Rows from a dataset
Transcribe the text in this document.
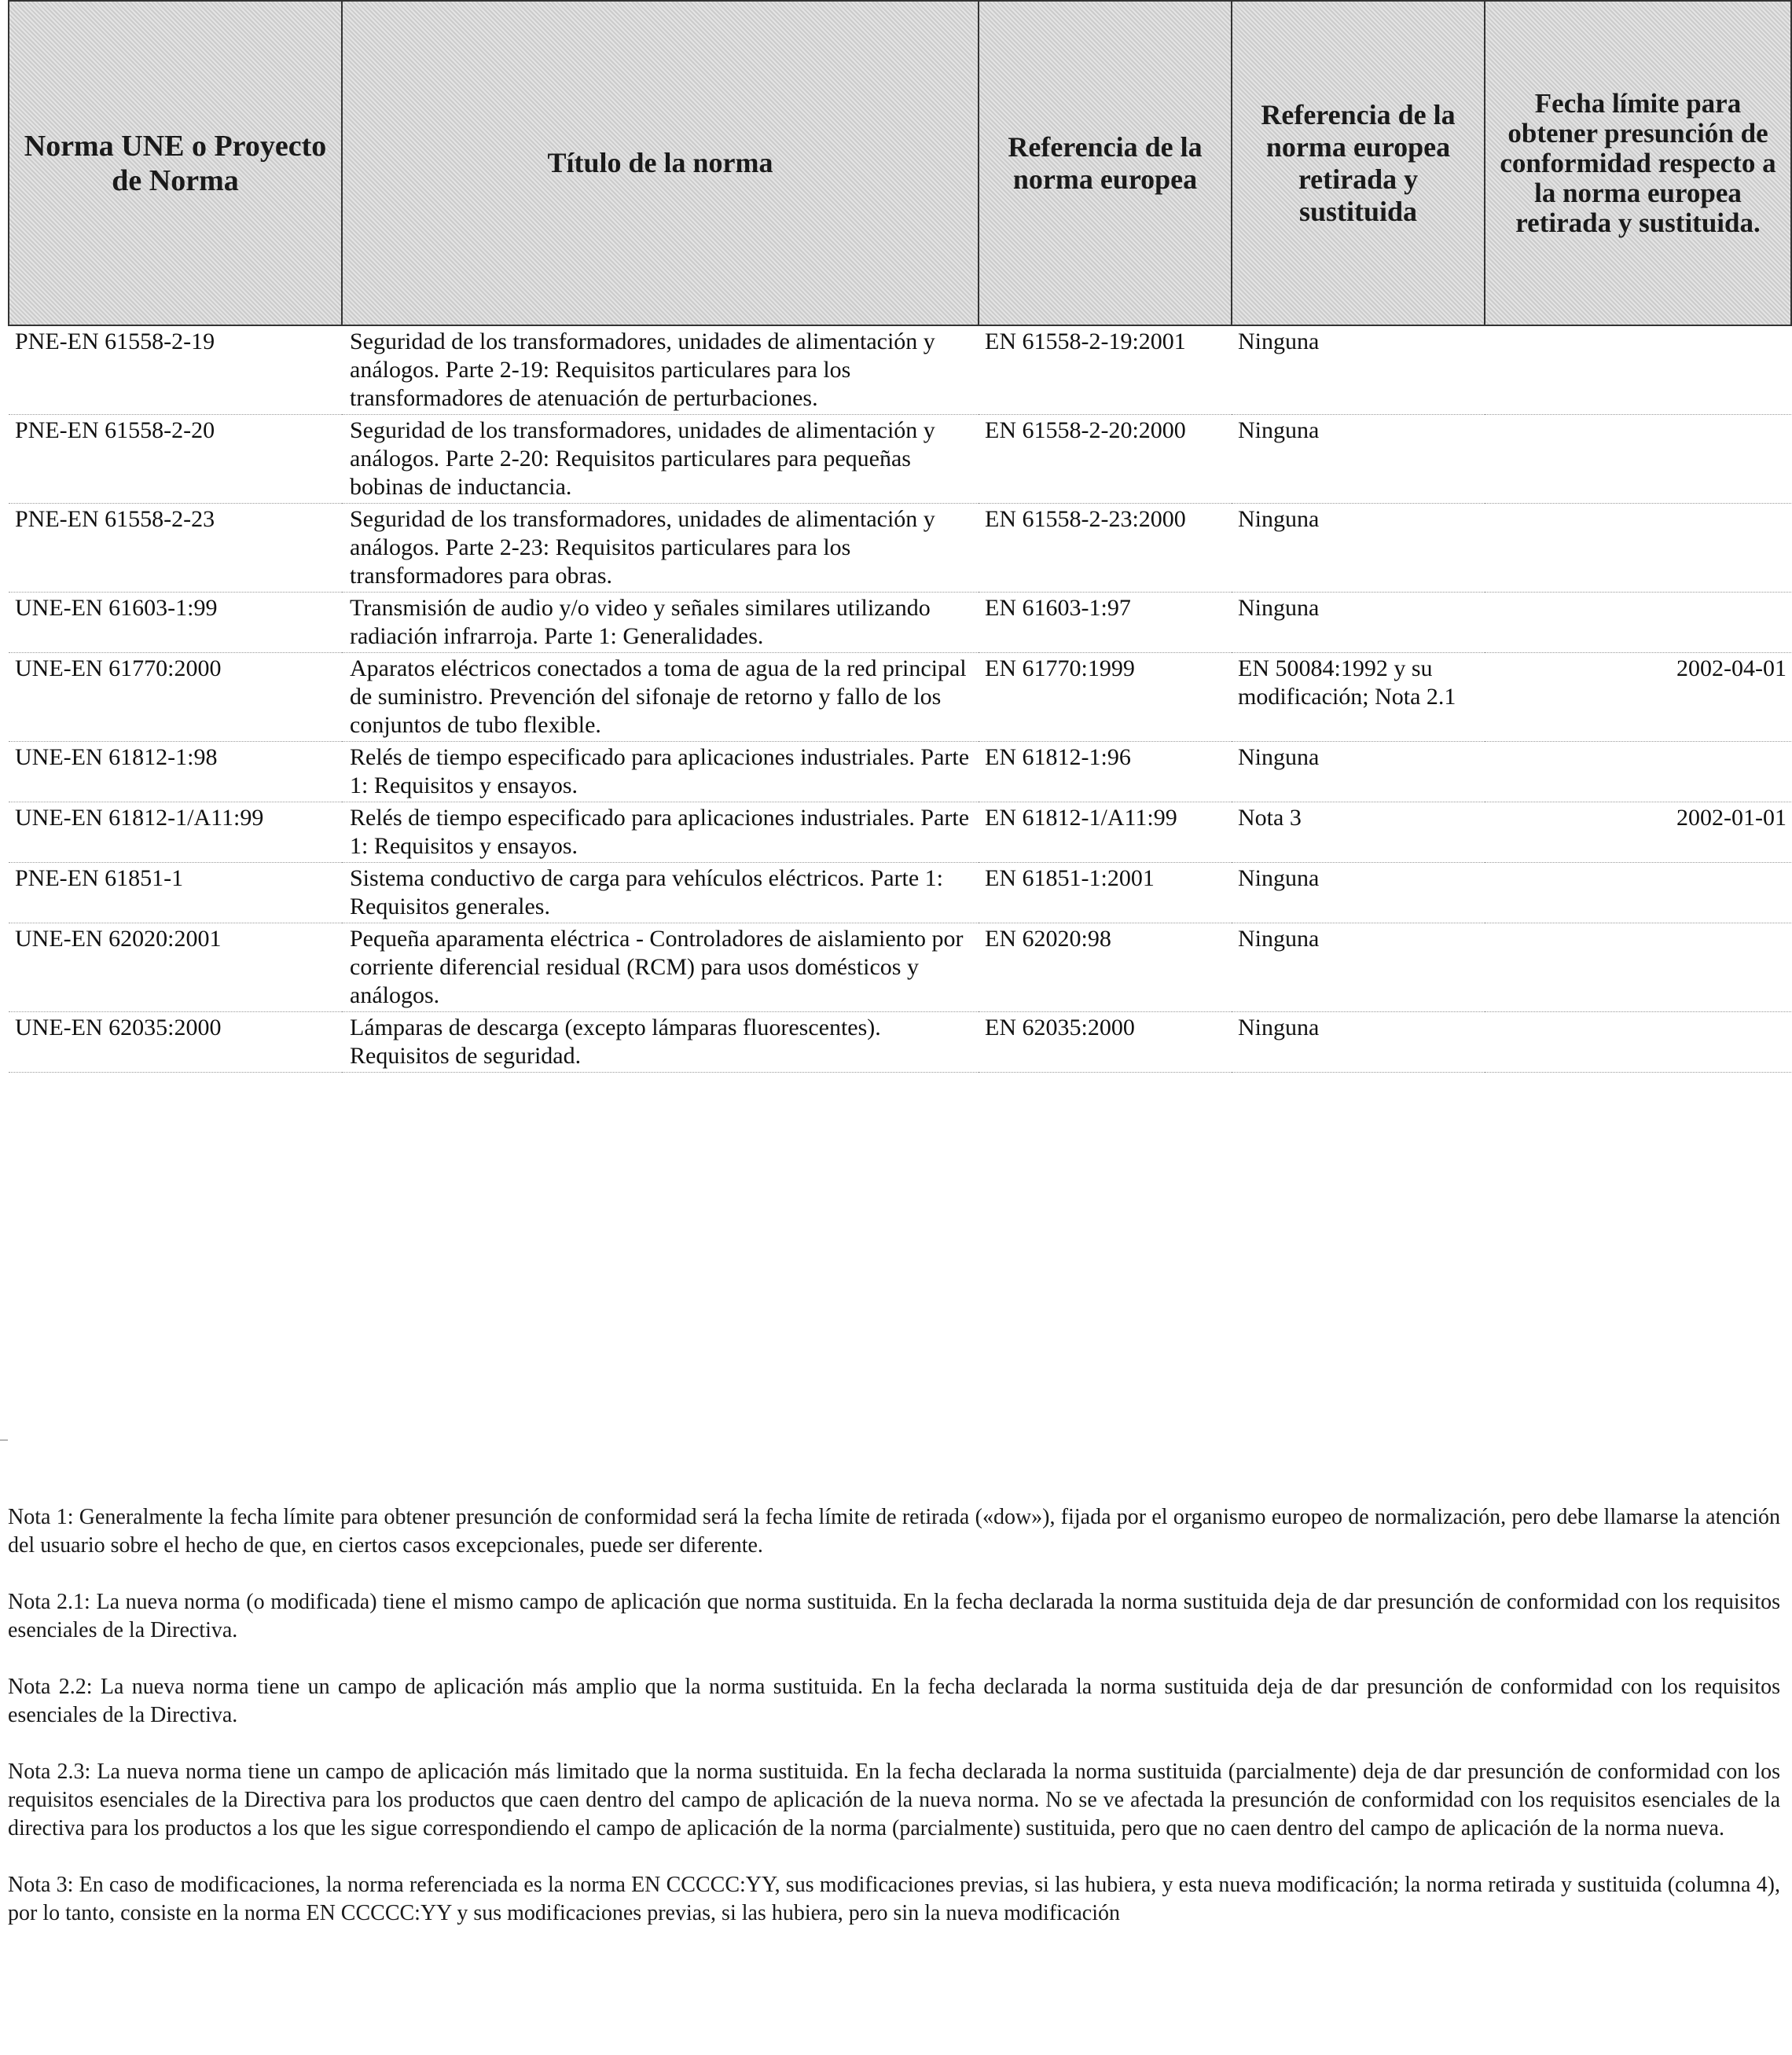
Norma UNE o Proyecto de Norma	Título de la norma	Referencia de la norma europea	Referencia de la norma europea retirada y sustituida	Fecha límite para obtener presunción de conformidad respecto a la norma europea retirada y sustituida.
PNE-EN 61558-2-19	Seguridad de los transformadores, unidades de alimentación y análogos. Parte 2-19: Requisitos particulares para los transformadores de atenuación de perturbaciones.	EN 61558-2-19:2001	Ninguna	
PNE-EN 61558-2-20	Seguridad de los transformadores, unidades de alimentación y análogos. Parte 2-20: Requisitos particulares para pequeñas bobinas de inductancia.	EN 61558-2-20:2000	Ninguna	
PNE-EN 61558-2-23	Seguridad de los transformadores, unidades de alimentación y análogos. Parte 2-23: Requisitos particulares para los transformadores para obras.	EN 61558-2-23:2000	Ninguna	
UNE-EN 61603-1:99	Transmisión de audio y/o video y señales similares utilizando radiación infrarroja. Parte 1: Generalidades.	EN 61603-1:97	Ninguna	
UNE-EN 61770:2000	Aparatos eléctricos conectados a toma de agua de la red principal de suministro. Prevención del sifonaje de retorno y fallo de los conjuntos de tubo flexible.	EN 61770:1999	EN 50084:1992 y su modificación; Nota 2.1	2002-04-01
UNE-EN 61812-1:98	Relés de tiempo especificado para aplicaciones industriales. Parte 1: Requisitos y ensayos.	EN 61812-1:96	Ninguna	
UNE-EN 61812-1/A11:99	Relés de tiempo especificado para aplicaciones industriales. Parte 1: Requisitos y ensayos.	EN 61812-1/A11:99	Nota 3	2002-01-01
PNE-EN 61851-1	Sistema conductivo de carga para vehículos eléctricos. Parte 1: Requisitos generales.	EN 61851-1:2001	Ninguna	
UNE-EN 62020:2001	Pequeña aparamenta eléctrica - Controladores de aislamiento por corriente diferencial residual (RCM) para usos domésticos y análogos.	EN 62020:98	Ninguna	
UNE-EN 62035:2000	Lámparas de descarga (excepto lámparas fluorescentes). Requisitos de seguridad.	EN 62035:2000	Ninguna	

Nota 1: Generalmente la fecha límite para obtener presunción de conformidad será la fecha límite de retirada («dow»), fijada por el organismo europeo de normalización, pero debe llamarse la atención del usuario sobre el hecho de que, en ciertos casos excepcionales, puede ser diferente.

Nota 2.1: La nueva norma (o modificada) tiene el mismo campo de aplicación que norma sustituida. En la fecha declarada la norma sustituida deja de dar presunción de conformidad con los requisitos esenciales de la Directiva.

Nota 2.2: La nueva norma tiene un campo de aplicación más amplio que la norma sustituida. En la fecha declarada la norma sustituida deja de dar presunción de conformidad con los requisitos esenciales de la Directiva.

Nota 2.3: La nueva norma tiene un campo de aplicación más limitado que la norma sustituida. En la fecha declarada la norma sustituida (parcialmente) deja de dar presunción de conformidad con los requisitos esenciales de la Directiva para los productos que caen dentro del campo de aplicación de la nueva norma. No se ve afectada la presunción de conformidad con los requisitos esenciales de la directiva para los productos a los que les sigue correspondiendo el campo de aplicación de la norma (parcialmente) sustituida, pero que no caen dentro del campo de aplicación de la norma nueva.

Nota 3: En caso de modificaciones, la norma referenciada es la norma EN CCCCC:YY, sus modificaciones previas, si las hubiera, y esta nueva modificación; la norma retirada y sustituida (columna 4), por lo tanto, consiste en la norma EN CCCCC:YY y sus modificaciones previas, si las hubiera, pero sin la nueva modificación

▸ **SET TASK**: Could you reproduce every record above exactly, leaving out the pictures?

▸ **RESPONSE**:
Transcribe the text in this document.
Norma UNE o Proyecto de Norma	Título de la norma	Referencia de la norma europea	Referencia de la norma europea retirada y sustituida	Fecha límite para obtener presunción de conformidad respecto a la norma europea retirada y sustituida.
PNE-EN 61558-2-19	Seguridad de los transformadores, unidades de alimentación y análogos. Parte 2-19: Requisitos particulares para los transformadores de atenuación de perturbaciones.	EN 61558-2-19:2001	Ninguna	
PNE-EN 61558-2-20	Seguridad de los transformadores, unidades de alimentación y análogos. Parte 2-20: Requisitos particulares para pequeñas bobinas de inductancia.	EN 61558-2-20:2000	Ninguna	
PNE-EN 61558-2-23	Seguridad de los transformadores, unidades de alimentación y análogos. Parte 2-23: Requisitos particulares para los transformadores para obras.	EN 61558-2-23:2000	Ninguna	
UNE-EN 61603-1:99	Transmisión de audio y/o video y señales similares utilizando radiación infrarroja. Parte 1: Generalidades.	EN 61603-1:97	Ninguna	
UNE-EN 61770:2000	Aparatos eléctricos conectados a toma de agua de la red principal de suministro. Prevención del sifonaje de retorno y fallo de los conjuntos de tubo flexible.	EN 61770:1999	EN 50084:1992 y su modificación; Nota 2.1	2002-04-01
UNE-EN 61812-1:98	Relés de tiempo especificado para aplicaciones industriales. Parte 1: Requisitos y ensayos.	EN 61812-1:96	Ninguna	
UNE-EN 61812-1/A11:99	Relés de tiempo especificado para aplicaciones industriales. Parte 1: Requisitos y ensayos.	EN 61812-1/A11:99	Nota 3	2002-01-01
PNE-EN 61851-1	Sistema conductivo de carga para vehículos eléctricos. Parte 1: Requisitos generales.	EN 61851-1:2001	Ninguna	
UNE-EN 62020:2001	Pequeña aparamenta eléctrica - Controladores de aislamiento por corriente diferencial residual (RCM) para usos domésticos y análogos.	EN 62020:98	Ninguna	
UNE-EN 62035:2000	Lámparas de descarga (excepto lámparas fluorescentes). Requisitos de seguridad.	EN 62035:2000	Ninguna	

Nota 1: Generalmente la fecha límite para obtener presunción de conformidad será la fecha límite de retirada («dow»), fijada por el organismo europeo de normalización, pero debe llamarse la atención del usuario sobre el hecho de que, en ciertos casos excepcionales, puede ser diferente.

Nota 2.1: La nueva norma (o modificada) tiene el mismo campo de aplicación que norma sustituida. En la fecha declarada la norma sustituida deja de dar presunción de conformidad con los requisitos esenciales de la Directiva.

Nota 2.2: La nueva norma tiene un campo de aplicación más amplio que la norma sustituida. En la fecha declarada la norma sustituida deja de dar presunción de conformidad con los requisitos esenciales de la Directiva.

Nota 2.3: La nueva norma tiene un campo de aplicación más limitado que la norma sustituida. En la fecha declarada la norma sustituida (parcialmente) deja de dar presunción de conformidad con los requisitos esenciales de la Directiva para los productos que caen dentro del campo de aplicación de la nueva norma. No se ve afectada la presunción de conformidad con los requisitos esenciales de la directiva para los productos a los que les sigue correspondiendo el campo de aplicación de la norma (parcialmente) sustituida, pero que no caen dentro del campo de aplicación de la norma nueva.

Nota 3: En caso de modificaciones, la norma referenciada es la norma EN CCCCC:YY, sus modificaciones previas, si las hubiera, y esta nueva modificación; la norma retirada y sustituida (columna 4), por lo tanto, consiste en la norma EN CCCCC:YY y sus modificaciones previas, si las hubiera, pero sin la nueva modificación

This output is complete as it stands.